Please list all lines of the material below in which the string "title" occurs.

***** Material to process *****

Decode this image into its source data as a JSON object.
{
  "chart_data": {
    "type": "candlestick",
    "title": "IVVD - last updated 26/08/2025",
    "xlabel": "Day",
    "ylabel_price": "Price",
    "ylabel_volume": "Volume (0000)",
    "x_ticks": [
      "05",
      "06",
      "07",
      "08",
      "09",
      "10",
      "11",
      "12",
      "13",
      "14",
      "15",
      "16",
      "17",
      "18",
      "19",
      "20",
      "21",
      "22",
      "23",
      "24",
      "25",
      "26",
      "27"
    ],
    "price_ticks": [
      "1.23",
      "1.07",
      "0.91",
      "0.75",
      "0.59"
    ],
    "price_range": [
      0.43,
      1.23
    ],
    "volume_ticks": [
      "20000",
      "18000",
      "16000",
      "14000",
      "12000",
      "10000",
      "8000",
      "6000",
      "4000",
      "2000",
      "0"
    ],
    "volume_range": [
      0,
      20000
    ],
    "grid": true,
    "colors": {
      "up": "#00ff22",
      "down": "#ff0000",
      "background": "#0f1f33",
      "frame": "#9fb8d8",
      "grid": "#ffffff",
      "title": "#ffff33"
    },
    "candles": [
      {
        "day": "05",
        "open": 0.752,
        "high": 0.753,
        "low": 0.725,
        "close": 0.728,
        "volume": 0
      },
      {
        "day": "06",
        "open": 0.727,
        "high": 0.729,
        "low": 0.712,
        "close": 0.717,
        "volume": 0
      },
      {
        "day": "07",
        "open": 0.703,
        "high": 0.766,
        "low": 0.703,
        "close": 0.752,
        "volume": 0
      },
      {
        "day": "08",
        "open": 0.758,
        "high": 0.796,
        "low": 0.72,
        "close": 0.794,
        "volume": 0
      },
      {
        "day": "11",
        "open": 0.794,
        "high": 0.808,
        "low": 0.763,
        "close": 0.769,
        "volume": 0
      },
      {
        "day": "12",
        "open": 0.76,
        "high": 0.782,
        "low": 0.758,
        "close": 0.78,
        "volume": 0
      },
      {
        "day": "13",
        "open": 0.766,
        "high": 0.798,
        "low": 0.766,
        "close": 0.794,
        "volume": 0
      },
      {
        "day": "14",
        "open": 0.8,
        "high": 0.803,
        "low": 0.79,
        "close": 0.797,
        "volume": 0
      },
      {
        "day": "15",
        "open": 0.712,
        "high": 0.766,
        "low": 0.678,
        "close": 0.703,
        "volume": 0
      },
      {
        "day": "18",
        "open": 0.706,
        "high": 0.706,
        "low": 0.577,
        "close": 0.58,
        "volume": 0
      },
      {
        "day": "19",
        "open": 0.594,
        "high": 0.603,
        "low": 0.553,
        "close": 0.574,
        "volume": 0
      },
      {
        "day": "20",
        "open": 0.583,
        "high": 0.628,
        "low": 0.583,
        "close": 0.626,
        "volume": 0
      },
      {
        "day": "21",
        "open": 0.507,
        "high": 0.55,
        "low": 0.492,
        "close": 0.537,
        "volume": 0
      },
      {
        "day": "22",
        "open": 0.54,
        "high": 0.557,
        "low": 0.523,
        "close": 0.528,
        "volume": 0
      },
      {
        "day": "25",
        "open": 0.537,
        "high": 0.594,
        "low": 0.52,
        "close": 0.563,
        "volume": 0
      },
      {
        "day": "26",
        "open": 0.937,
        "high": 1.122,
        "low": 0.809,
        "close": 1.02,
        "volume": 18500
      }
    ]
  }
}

*****

* Exercise answer *
    "title": "IVVD - last updated 26/08/2025",
      "title": "#ffff33"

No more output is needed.